▸ What you have to do
Rewrite the records below with every "sent-bar" changed to "outgoing-bar" and everything else kept the same.
============
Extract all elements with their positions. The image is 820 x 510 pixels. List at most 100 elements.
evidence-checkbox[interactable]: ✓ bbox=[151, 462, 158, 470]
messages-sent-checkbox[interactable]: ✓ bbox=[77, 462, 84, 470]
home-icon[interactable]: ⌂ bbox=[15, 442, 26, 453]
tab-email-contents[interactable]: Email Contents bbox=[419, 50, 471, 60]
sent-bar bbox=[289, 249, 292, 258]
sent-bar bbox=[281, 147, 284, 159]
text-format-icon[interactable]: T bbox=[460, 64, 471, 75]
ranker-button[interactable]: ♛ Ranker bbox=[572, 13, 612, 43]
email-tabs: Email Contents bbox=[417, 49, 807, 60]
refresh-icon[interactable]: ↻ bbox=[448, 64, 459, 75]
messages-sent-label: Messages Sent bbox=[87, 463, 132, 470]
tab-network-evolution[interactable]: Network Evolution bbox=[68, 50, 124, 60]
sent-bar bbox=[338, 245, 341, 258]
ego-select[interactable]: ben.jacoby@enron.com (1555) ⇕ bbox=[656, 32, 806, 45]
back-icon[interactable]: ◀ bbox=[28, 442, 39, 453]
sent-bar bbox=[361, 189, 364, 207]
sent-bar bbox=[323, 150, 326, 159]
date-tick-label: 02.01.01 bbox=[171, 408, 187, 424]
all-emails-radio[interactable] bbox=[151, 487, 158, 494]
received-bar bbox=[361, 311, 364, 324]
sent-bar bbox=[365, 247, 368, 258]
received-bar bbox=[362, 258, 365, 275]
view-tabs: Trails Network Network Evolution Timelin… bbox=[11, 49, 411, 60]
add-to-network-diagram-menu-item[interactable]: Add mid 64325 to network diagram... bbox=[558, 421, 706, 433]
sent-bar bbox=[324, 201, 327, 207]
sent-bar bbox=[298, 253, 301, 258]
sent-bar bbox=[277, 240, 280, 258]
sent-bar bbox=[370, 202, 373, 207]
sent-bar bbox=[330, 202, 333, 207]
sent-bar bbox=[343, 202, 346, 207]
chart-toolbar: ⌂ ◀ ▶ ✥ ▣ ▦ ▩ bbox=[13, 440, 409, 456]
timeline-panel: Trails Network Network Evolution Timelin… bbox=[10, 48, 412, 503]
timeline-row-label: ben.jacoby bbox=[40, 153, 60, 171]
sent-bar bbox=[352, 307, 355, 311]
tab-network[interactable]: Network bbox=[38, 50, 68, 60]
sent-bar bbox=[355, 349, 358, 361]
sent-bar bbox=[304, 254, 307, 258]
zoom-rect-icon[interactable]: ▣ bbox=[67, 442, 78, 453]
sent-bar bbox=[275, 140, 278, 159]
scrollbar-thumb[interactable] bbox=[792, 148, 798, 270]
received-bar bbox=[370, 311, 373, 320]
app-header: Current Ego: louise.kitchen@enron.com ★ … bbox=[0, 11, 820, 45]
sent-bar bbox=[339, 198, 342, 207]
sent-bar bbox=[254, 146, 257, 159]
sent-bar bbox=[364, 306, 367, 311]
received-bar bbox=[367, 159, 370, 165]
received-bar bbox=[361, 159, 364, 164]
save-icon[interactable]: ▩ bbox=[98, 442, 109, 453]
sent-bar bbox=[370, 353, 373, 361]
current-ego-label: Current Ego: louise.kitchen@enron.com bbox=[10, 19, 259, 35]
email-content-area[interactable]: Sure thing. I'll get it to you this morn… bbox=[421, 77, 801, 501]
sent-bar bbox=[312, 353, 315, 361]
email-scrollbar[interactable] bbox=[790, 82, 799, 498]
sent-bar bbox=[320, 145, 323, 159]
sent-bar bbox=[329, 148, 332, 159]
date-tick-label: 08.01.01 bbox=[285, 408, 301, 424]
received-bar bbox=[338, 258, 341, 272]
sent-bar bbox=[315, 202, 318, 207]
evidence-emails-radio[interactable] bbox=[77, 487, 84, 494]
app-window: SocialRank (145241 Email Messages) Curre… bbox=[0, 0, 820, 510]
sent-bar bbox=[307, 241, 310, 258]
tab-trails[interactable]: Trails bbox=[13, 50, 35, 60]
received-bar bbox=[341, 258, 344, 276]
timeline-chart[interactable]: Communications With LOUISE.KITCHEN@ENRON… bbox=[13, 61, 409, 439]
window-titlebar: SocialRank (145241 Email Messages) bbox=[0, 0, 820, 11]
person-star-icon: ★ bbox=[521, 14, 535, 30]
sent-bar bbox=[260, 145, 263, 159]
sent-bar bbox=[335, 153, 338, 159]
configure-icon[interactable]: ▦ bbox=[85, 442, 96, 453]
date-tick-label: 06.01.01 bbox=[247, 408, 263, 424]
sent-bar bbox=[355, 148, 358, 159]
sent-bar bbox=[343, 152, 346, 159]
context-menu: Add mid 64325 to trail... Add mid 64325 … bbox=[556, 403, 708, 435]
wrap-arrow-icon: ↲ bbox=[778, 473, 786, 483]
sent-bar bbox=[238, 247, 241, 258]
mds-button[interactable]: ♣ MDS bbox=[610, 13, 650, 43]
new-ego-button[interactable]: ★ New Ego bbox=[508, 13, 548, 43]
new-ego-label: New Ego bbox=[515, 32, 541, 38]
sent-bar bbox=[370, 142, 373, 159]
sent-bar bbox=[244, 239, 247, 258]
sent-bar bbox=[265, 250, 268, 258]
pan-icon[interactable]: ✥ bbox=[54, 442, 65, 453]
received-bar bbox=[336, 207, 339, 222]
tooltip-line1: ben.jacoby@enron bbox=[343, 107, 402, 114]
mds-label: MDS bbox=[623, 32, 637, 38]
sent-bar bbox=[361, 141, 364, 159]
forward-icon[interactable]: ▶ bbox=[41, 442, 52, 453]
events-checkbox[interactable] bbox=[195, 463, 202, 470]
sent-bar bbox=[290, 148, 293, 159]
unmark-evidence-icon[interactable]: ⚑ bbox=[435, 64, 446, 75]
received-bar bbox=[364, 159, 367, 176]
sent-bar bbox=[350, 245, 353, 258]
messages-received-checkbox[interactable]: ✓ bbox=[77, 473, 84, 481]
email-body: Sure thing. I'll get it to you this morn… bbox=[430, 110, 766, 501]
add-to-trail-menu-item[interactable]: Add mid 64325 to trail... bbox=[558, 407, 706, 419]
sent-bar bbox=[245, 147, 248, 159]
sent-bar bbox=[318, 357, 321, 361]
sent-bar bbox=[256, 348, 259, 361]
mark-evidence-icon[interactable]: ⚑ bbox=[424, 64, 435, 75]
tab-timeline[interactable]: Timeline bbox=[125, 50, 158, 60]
============
▸ Task output
Extract all elements with their positions. The image is 820 x 510 pixels. List at most 100 elements.
evidence-checkbox[interactable]: ✓ bbox=[151, 462, 158, 470]
messages-sent-checkbox[interactable]: ✓ bbox=[77, 462, 84, 470]
home-icon[interactable]: ⌂ bbox=[15, 442, 26, 453]
tab-email-contents[interactable]: Email Contents bbox=[419, 50, 471, 60]
outgoing-bar bbox=[289, 249, 292, 258]
outgoing-bar bbox=[281, 147, 284, 159]
text-format-icon[interactable]: T bbox=[460, 64, 471, 75]
ranker-button[interactable]: ♛ Ranker bbox=[572, 13, 612, 43]
email-tabs: Email Contents bbox=[417, 49, 807, 60]
refresh-icon[interactable]: ↻ bbox=[448, 64, 459, 75]
messages-sent-label: Messages Sent bbox=[87, 463, 132, 470]
tab-network-evolution[interactable]: Network Evolution bbox=[68, 50, 124, 60]
outgoing-bar bbox=[338, 245, 341, 258]
ego-select[interactable]: ben.jacoby@enron.com (1555) ⇕ bbox=[656, 32, 806, 45]
back-icon[interactable]: ◀ bbox=[28, 442, 39, 453]
outgoing-bar bbox=[361, 189, 364, 207]
outgoing-bar bbox=[323, 150, 326, 159]
date-tick-label: 02.01.01 bbox=[171, 408, 187, 424]
all-emails-radio[interactable] bbox=[151, 487, 158, 494]
received-bar bbox=[361, 311, 364, 324]
outgoing-bar bbox=[365, 247, 368, 258]
received-bar bbox=[362, 258, 365, 275]
view-tabs: Trails Network Network Evolution Timelin… bbox=[11, 49, 411, 60]
add-to-network-diagram-menu-item[interactable]: Add mid 64325 to network diagram... bbox=[558, 421, 706, 433]
outgoing-bar bbox=[324, 201, 327, 207]
outgoing-bar bbox=[298, 253, 301, 258]
outgoing-bar bbox=[277, 240, 280, 258]
outgoing-bar bbox=[370, 202, 373, 207]
outgoing-bar bbox=[330, 202, 333, 207]
outgoing-bar bbox=[343, 202, 346, 207]
chart-toolbar: ⌂ ◀ ▶ ✥ ▣ ▦ ▩ bbox=[13, 440, 409, 456]
timeline-panel: Trails Network Network Evolution Timelin… bbox=[10, 48, 412, 503]
timeline-row-label: ben.jacoby bbox=[40, 153, 60, 171]
outgoing-bar bbox=[352, 307, 355, 311]
tab-network[interactable]: Network bbox=[38, 50, 68, 60]
outgoing-bar bbox=[355, 349, 358, 361]
outgoing-bar bbox=[304, 254, 307, 258]
zoom-rect-icon[interactable]: ▣ bbox=[67, 442, 78, 453]
outgoing-bar bbox=[275, 140, 278, 159]
scrollbar-thumb[interactable] bbox=[792, 148, 798, 270]
received-bar bbox=[370, 311, 373, 320]
app-header: Current Ego: louise.kitchen@enron.com ★ … bbox=[0, 11, 820, 45]
outgoing-bar bbox=[339, 198, 342, 207]
outgoing-bar bbox=[254, 146, 257, 159]
outgoing-bar bbox=[364, 306, 367, 311]
received-bar bbox=[367, 159, 370, 165]
received-bar bbox=[361, 159, 364, 164]
save-icon[interactable]: ▩ bbox=[98, 442, 109, 453]
outgoing-bar bbox=[370, 353, 373, 361]
current-ego-label: Current Ego: louise.kitchen@enron.com bbox=[10, 19, 259, 35]
email-content-area[interactable]: Sure thing. I'll get it to you this morn… bbox=[421, 77, 801, 501]
outgoing-bar bbox=[312, 353, 315, 361]
email-scrollbar[interactable] bbox=[790, 82, 799, 498]
outgoing-bar bbox=[320, 145, 323, 159]
outgoing-bar bbox=[329, 148, 332, 159]
date-tick-label: 08.01.01 bbox=[285, 408, 301, 424]
received-bar bbox=[338, 258, 341, 272]
outgoing-bar bbox=[315, 202, 318, 207]
evidence-emails-radio[interactable] bbox=[77, 487, 84, 494]
app-window: SocialRank (145241 Email Messages) Curre… bbox=[0, 0, 820, 510]
outgoing-bar bbox=[307, 241, 310, 258]
tab-trails[interactable]: Trails bbox=[13, 50, 35, 60]
received-bar bbox=[341, 258, 344, 276]
timeline-chart[interactable]: Communications With LOUISE.KITCHEN@ENRON… bbox=[13, 61, 409, 439]
window-titlebar: SocialRank (145241 Email Messages) bbox=[0, 0, 820, 11]
person-star-icon: ★ bbox=[521, 14, 535, 30]
outgoing-bar bbox=[260, 145, 263, 159]
outgoing-bar bbox=[335, 153, 338, 159]
configure-icon[interactable]: ▦ bbox=[85, 442, 96, 453]
date-tick-label: 06.01.01 bbox=[247, 408, 263, 424]
outgoing-bar bbox=[355, 148, 358, 159]
outgoing-bar bbox=[343, 152, 346, 159]
context-menu: Add mid 64325 to trail... Add mid 64325 … bbox=[556, 403, 708, 435]
wrap-arrow-icon: ↲ bbox=[778, 473, 786, 483]
outgoing-bar bbox=[238, 247, 241, 258]
mds-button[interactable]: ♣ MDS bbox=[610, 13, 650, 43]
new-ego-button[interactable]: ★ New Ego bbox=[508, 13, 548, 43]
new-ego-label: New Ego bbox=[515, 32, 541, 38]
outgoing-bar bbox=[370, 142, 373, 159]
outgoing-bar bbox=[244, 239, 247, 258]
outgoing-bar bbox=[265, 250, 268, 258]
pan-icon[interactable]: ✥ bbox=[54, 442, 65, 453]
received-bar bbox=[336, 207, 339, 222]
tooltip-line1: ben.jacoby@enron bbox=[343, 107, 402, 114]
mds-label: MDS bbox=[623, 32, 637, 38]
outgoing-bar bbox=[361, 141, 364, 159]
forward-icon[interactable]: ▶ bbox=[41, 442, 52, 453]
events-checkbox[interactable] bbox=[195, 463, 202, 470]
outgoing-bar bbox=[290, 148, 293, 159]
unmark-evidence-icon[interactable]: ⚑ bbox=[435, 64, 446, 75]
received-bar bbox=[364, 159, 367, 176]
outgoing-bar bbox=[350, 245, 353, 258]
messages-received-checkbox[interactable]: ✓ bbox=[77, 473, 84, 481]
email-body: Sure thing. I'll get it to you this morn… bbox=[430, 110, 766, 501]
add-to-trail-menu-item[interactable]: Add mid 64325 to trail... bbox=[558, 407, 706, 419]
outgoing-bar bbox=[245, 147, 248, 159]
outgoing-bar bbox=[318, 357, 321, 361]
outgoing-bar bbox=[256, 348, 259, 361]
mark-evidence-icon[interactable]: ⚑ bbox=[424, 64, 435, 75]
tab-timeline[interactable]: Timeline bbox=[125, 50, 158, 60]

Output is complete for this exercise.